Work to do - Which lines hold the word "lighting"? Copy each of them from the material.

Stored items from a collection
┏━━

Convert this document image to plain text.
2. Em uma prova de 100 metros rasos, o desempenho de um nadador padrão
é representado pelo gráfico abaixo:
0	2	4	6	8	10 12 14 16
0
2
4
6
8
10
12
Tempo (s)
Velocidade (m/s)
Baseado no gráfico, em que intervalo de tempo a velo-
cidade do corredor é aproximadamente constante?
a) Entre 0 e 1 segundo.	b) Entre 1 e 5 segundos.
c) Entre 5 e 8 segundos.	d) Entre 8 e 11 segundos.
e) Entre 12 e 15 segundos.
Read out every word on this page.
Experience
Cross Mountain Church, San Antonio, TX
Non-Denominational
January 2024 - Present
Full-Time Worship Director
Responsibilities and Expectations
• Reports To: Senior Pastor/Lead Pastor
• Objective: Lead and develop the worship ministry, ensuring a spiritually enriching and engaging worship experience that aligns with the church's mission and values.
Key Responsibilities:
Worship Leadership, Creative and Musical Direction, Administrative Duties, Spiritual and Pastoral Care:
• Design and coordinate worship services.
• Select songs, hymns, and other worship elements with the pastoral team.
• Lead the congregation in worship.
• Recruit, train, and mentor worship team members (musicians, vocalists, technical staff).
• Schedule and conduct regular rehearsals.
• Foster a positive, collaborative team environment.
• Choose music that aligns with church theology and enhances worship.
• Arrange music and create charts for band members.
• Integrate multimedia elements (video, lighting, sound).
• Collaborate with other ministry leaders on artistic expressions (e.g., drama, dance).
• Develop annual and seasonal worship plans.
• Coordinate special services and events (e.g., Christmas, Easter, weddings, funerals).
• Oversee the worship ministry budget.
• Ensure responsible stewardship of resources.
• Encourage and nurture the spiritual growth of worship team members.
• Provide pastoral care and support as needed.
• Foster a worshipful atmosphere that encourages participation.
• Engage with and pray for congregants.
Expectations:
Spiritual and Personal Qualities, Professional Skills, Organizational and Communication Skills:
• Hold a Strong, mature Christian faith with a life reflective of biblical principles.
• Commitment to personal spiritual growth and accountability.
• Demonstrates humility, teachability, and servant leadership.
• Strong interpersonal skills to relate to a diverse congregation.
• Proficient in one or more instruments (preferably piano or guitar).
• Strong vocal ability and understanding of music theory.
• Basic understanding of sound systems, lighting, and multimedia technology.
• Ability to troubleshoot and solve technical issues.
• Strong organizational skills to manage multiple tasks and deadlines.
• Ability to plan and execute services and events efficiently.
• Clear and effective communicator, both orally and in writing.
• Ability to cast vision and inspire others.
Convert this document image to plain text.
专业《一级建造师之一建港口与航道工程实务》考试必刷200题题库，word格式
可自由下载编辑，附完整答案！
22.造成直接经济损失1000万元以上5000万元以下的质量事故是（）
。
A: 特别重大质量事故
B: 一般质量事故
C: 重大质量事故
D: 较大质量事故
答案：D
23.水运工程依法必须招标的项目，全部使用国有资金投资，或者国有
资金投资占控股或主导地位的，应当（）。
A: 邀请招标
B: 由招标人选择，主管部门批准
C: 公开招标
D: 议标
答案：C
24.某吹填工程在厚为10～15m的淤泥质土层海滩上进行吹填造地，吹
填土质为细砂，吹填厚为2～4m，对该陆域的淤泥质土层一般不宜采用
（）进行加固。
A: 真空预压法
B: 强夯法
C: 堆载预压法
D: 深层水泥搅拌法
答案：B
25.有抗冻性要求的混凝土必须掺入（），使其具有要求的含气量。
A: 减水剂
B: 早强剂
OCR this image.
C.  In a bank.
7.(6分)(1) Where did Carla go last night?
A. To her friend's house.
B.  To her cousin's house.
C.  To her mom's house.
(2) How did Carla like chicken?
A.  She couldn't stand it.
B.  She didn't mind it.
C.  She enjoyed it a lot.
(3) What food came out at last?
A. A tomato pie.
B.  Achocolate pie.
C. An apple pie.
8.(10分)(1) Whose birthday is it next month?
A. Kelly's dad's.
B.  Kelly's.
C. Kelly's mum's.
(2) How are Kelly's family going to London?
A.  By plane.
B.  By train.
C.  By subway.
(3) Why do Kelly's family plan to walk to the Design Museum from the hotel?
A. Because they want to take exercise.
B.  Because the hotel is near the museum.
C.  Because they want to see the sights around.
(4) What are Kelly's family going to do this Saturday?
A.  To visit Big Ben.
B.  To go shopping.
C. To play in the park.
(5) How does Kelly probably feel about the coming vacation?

┗━━

Solution to this problem -
• Integrate multimedia elements (video, lighting, sound).
• Basic understanding of sound systems, lighting, and multimedia technology.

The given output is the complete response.